Material for this exercise:
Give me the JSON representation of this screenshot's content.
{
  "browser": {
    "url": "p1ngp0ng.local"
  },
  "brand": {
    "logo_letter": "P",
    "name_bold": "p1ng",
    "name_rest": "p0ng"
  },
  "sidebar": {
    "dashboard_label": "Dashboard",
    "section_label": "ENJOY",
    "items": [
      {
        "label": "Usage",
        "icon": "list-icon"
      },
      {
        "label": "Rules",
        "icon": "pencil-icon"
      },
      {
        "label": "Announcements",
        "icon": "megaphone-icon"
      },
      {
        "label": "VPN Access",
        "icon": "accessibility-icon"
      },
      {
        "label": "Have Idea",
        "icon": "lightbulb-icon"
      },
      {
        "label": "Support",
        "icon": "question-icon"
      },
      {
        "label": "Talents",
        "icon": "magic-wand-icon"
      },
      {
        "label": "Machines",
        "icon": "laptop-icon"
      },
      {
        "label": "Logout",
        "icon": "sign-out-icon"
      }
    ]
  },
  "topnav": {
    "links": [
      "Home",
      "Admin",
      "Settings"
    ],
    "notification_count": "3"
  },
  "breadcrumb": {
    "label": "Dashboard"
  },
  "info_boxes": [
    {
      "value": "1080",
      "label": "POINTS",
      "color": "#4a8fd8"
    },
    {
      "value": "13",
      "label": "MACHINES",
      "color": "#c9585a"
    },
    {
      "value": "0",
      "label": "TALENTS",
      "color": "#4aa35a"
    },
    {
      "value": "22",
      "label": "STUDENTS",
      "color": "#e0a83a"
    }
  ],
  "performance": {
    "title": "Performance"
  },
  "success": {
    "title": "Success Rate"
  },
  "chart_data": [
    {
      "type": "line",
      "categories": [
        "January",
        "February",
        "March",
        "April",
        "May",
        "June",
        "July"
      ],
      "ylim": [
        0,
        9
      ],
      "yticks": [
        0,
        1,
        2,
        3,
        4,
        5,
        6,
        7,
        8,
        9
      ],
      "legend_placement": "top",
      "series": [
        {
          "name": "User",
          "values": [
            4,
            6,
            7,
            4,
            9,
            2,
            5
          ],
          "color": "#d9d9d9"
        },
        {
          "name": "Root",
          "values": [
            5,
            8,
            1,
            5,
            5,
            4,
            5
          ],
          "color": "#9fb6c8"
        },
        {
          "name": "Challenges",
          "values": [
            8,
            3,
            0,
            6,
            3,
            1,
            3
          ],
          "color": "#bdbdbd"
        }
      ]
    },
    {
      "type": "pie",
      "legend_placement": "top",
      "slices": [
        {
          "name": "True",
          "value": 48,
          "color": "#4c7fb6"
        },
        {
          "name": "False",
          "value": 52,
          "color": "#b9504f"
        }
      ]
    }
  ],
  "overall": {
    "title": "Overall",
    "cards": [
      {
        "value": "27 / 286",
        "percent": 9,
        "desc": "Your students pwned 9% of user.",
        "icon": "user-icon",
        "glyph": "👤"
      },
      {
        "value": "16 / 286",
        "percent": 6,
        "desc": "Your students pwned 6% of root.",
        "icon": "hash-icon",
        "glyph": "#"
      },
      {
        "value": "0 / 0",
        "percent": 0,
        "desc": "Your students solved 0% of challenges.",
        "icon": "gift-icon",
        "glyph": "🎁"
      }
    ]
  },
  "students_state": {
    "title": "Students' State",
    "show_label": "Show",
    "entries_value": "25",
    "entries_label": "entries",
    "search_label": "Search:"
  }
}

Instructions to follow: Return what is listed above, exactly and completely.

Answer:
Give me the JSON representation of this screenshot's content.
{
  "browser": {
    "url": "p1ngp0ng.local"
  },
  "brand": {
    "logo_letter": "P",
    "name_bold": "p1ng",
    "name_rest": "p0ng"
  },
  "sidebar": {
    "dashboard_label": "Dashboard",
    "section_label": "ENJOY",
    "items": [
      {
        "label": "Usage",
        "icon": "list-icon"
      },
      {
        "label": "Rules",
        "icon": "pencil-icon"
      },
      {
        "label": "Announcements",
        "icon": "megaphone-icon"
      },
      {
        "label": "VPN Access",
        "icon": "accessibility-icon"
      },
      {
        "label": "Have Idea",
        "icon": "lightbulb-icon"
      },
      {
        "label": "Support",
        "icon": "question-icon"
      },
      {
        "label": "Talents",
        "icon": "magic-wand-icon"
      },
      {
        "label": "Machines",
        "icon": "laptop-icon"
      },
      {
        "label": "Logout",
        "icon": "sign-out-icon"
      }
    ]
  },
  "topnav": {
    "links": [
      "Home",
      "Admin",
      "Settings"
    ],
    "notification_count": "3"
  },
  "breadcrumb": {
    "label": "Dashboard"
  },
  "info_boxes": [
    {
      "value": "1080",
      "label": "POINTS",
      "color": "#4a8fd8"
    },
    {
      "value": "13",
      "label": "MACHINES",
      "color": "#c9585a"
    },
    {
      "value": "0",
      "label": "TALENTS",
      "color": "#4aa35a"
    },
    {
      "value": "22",
      "label": "STUDENTS",
      "color": "#e0a83a"
    }
  ],
  "performance": {
    "title": "Performance"
  },
  "success": {
    "title": "Success Rate"
  },
  "chart_data": [
    {
      "type": "line",
      "categories": [
        "January",
        "February",
        "March",
        "April",
        "May",
        "June",
        "July"
      ],
      "ylim": [
        0,
        9
      ],
      "yticks": [
        0,
        1,
        2,
        3,
        4,
        5,
        6,
        7,
        8,
        9
      ],
      "legend_placement": "top",
      "series": [
        {
          "name": "User",
          "values": [
            4,
            6,
            7,
            4,
            9,
            2,
            5
          ],
          "color": "#d9d9d9"
        },
        {
          "name": "Root",
          "values": [
            5,
            8,
            1,
            5,
            5,
            4,
            5
          ],
          "color": "#9fb6c8"
        },
        {
          "name": "Challenges",
          "values": [
            8,
            3,
            0,
            6,
            3,
            1,
            3
          ],
          "color": "#bdbdbd"
        }
      ]
    },
    {
      "type": "pie",
      "legend_placement": "top",
      "slices": [
        {
          "name": "True",
          "value": 48,
          "color": "#4c7fb6"
        },
        {
          "name": "False",
          "value": 52,
          "color": "#b9504f"
        }
      ]
    }
  ],
  "overall": {
    "title": "Overall",
    "cards": [
      {
        "value": "27 / 286",
        "percent": 9,
        "desc": "Your students pwned 9% of user.",
        "icon": "user-icon",
        "glyph": "👤"
      },
      {
        "value": "16 / 286",
        "percent": 6,
        "desc": "Your students pwned 6% of root.",
        "icon": "hash-icon",
        "glyph": "#"
      },
      {
        "value": "0 / 0",
        "percent": 0,
        "desc": "Your students solved 0% of challenges.",
        "icon": "gift-icon",
        "glyph": "🎁"
      }
    ]
  },
  "students_state": {
    "title": "Students' State",
    "show_label": "Show",
    "entries_value": "25",
    "entries_label": "entries",
    "search_label": "Search:"
  }
}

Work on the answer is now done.